■ Source material ■

* start *

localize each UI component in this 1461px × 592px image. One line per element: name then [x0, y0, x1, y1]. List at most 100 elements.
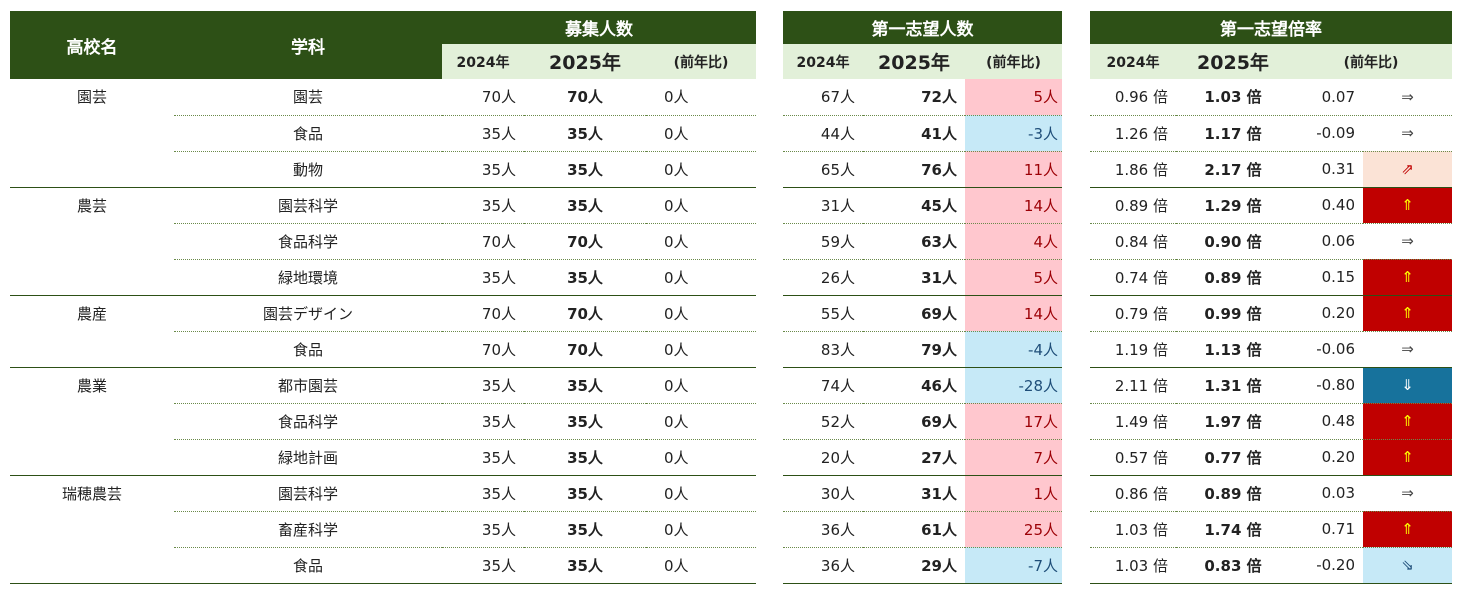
first-choice-yoy: 1人	[965, 475, 1062, 512]
arrow-up-icon: ⇑	[1363, 295, 1452, 332]
ratio-2025: 0.89 倍	[1176, 259, 1290, 296]
dept-name: 園芸科学	[174, 187, 442, 224]
school-name: 園芸	[76, 88, 107, 106]
table-row: 74人 46人 -28人	[783, 367, 1062, 404]
recruit-2025: 35人	[524, 115, 646, 152]
table-row: 67人 72人 5人	[783, 79, 1062, 116]
first-choice-2025: 46人	[863, 367, 965, 404]
dept-name: 緑地計画	[174, 439, 442, 476]
dept-name: 食品科学	[174, 403, 442, 440]
table-row: 動物 35人 35人 0人	[10, 151, 757, 188]
table-row: 55人 69人 14人	[783, 295, 1062, 332]
recruit-2024: 35人	[442, 547, 524, 584]
recruit-2025: 35人	[524, 511, 646, 548]
arrow-up-icon: ⇑	[1363, 259, 1452, 296]
ratio-2024: 1.86 倍	[1090, 151, 1176, 188]
ratio-2025: 1.74 倍	[1176, 511, 1290, 548]
ratio-2024: 0.57 倍	[1090, 439, 1176, 476]
table-row: 59人 63人 4人	[783, 223, 1062, 260]
table-row: 1.49 倍 1.97 倍 0.48 ⇑	[1090, 403, 1452, 440]
ratio-yoy: 0.40	[1290, 187, 1363, 224]
recruit-yoy-header: (前年比)	[646, 44, 757, 79]
ratio-2024: 1.19 倍	[1090, 331, 1176, 368]
first-choice-2024: 44人	[783, 115, 863, 152]
ratio-yoy: -0.09	[1290, 115, 1363, 152]
recruit-yoy: 0人	[646, 547, 757, 584]
recruit-2024: 35人	[442, 475, 524, 512]
recruit-yoy: 0人	[646, 115, 757, 152]
recruit-2024: 70人	[442, 331, 524, 368]
first-choice-yoy: 7人	[965, 439, 1062, 476]
ratio-2024: 1.49 倍	[1090, 403, 1176, 440]
recruit-2025: 70人	[524, 79, 646, 116]
ratio-2024: 0.89 倍	[1090, 187, 1176, 224]
table-row: 緑地環境 35人 35人 0人	[10, 259, 757, 296]
table-row: 1.03 倍 1.74 倍 0.71 ⇑	[1090, 511, 1452, 548]
first-choice-yoy: -7人	[965, 547, 1062, 584]
ratio-yoy: -0.06	[1290, 331, 1363, 368]
first-choice-yoy: -28人	[965, 367, 1062, 404]
first-choice-2024: 36人	[783, 511, 863, 548]
first-choice-yoy: -3人	[965, 115, 1062, 152]
table-row: 瑞穂農芸 園芸科学 35人 35人 0人	[10, 475, 757, 512]
ratio-2025: 0.99 倍	[1176, 295, 1290, 332]
recruit-yoy: 0人	[646, 511, 757, 548]
table-row: 1.19 倍 1.13 倍 -0.06 ⇒	[1090, 331, 1452, 368]
first-choice-2025: 45人	[863, 187, 965, 224]
dept-name: 食品	[174, 547, 442, 584]
table-row: 0.74 倍 0.89 倍 0.15 ⇑	[1090, 259, 1452, 296]
school-name	[10, 223, 174, 259]
recruit-2024: 70人	[442, 79, 524, 116]
dept-name: 園芸	[174, 79, 442, 116]
ratio-2024: 0.96 倍	[1090, 79, 1176, 116]
arrow-up-icon: ⇗	[1363, 151, 1452, 188]
table-row: 緑地計画 35人 35人 0人	[10, 439, 757, 476]
first-choice-2024-header: 2024年	[783, 44, 863, 79]
ratio-2025: 0.89 倍	[1176, 475, 1290, 512]
school-name	[10, 331, 174, 368]
recruit-2025: 35人	[524, 403, 646, 440]
ratio-yoy: 0.48	[1290, 403, 1363, 440]
recruit-2025: 35人	[524, 475, 646, 512]
arrow-up-icon: ⇑	[1363, 511, 1452, 548]
recruit-2024: 70人	[442, 223, 524, 260]
dept-name: 畜産科学	[174, 511, 442, 548]
recruit-2025: 35人	[524, 439, 646, 476]
recruit-2024: 35人	[442, 115, 524, 152]
first-choice-2025: 29人	[863, 547, 965, 584]
ratio-yoy: 0.20	[1290, 295, 1363, 332]
recruit-yoy: 0人	[646, 403, 757, 440]
recruit-2024: 70人	[442, 295, 524, 332]
table-row: 農産 園芸デザイン 70人 70人 0人	[10, 295, 757, 332]
dept-name: 都市園芸	[174, 367, 442, 404]
ratio-2025: 1.29 倍	[1176, 187, 1290, 224]
first-choice-yoy: 14人	[965, 295, 1062, 332]
table-row: 食品 70人 70人 0人	[10, 331, 757, 368]
ratio-2025: 1.97 倍	[1176, 403, 1290, 440]
table-row: 0.57 倍 0.77 倍 0.20 ⇑	[1090, 439, 1452, 476]
school-name: 農産	[76, 304, 107, 323]
first-choice-table: 第一志望人数 2024年 2025年 (前年比) 67人 72人 5人 44人 41人 -…	[783, 11, 1062, 584]
first-choice-yoy: 25人	[965, 511, 1062, 548]
ratio-2024-header: 2024年	[1090, 44, 1176, 79]
first-choice-2024: 31人	[783, 187, 863, 224]
first-choice-2024: 52人	[783, 403, 863, 440]
table-row: 30人 31人 1人	[783, 475, 1062, 512]
first-choice-yoy: 4人	[965, 223, 1062, 260]
dept-name: 緑地環境	[174, 259, 442, 296]
first-choice-yoy: 5人	[965, 259, 1062, 296]
school-name: 農芸	[76, 196, 107, 215]
recruit-yoy: 0人	[646, 223, 757, 260]
table-row: 0.79 倍 0.99 倍 0.20 ⇑	[1090, 295, 1452, 332]
first-choice-2024: 36人	[783, 547, 863, 584]
ratio-yoy: -0.80	[1290, 367, 1363, 404]
recruit-2024: 35人	[442, 151, 524, 188]
table-row: 0.96 倍 1.03 倍 0.07 ⇒	[1090, 79, 1452, 116]
table-row: 0.84 倍 0.90 倍 0.06 ⇒	[1090, 223, 1452, 260]
arrow-up-icon: ⇑	[1363, 187, 1452, 224]
school-name	[10, 151, 174, 188]
table-row: 20人 27人 7人	[783, 439, 1062, 476]
ratio-2025: 1.17 倍	[1176, 115, 1290, 152]
ratio-yoy: 0.31	[1290, 151, 1363, 188]
table-row: 農業 都市園芸 35人 35人 0人	[10, 367, 757, 404]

* end *

■ Exercise aim ■
Identify each line in the listing above that contains the string "緑地計画" and copy those lines out in full, treating uppercase and lowercase as different.

■ The response ■
dept-name: 緑地計画	[174, 439, 442, 476]
table-row: 緑地計画 35人 35人 0人	[10, 439, 757, 476]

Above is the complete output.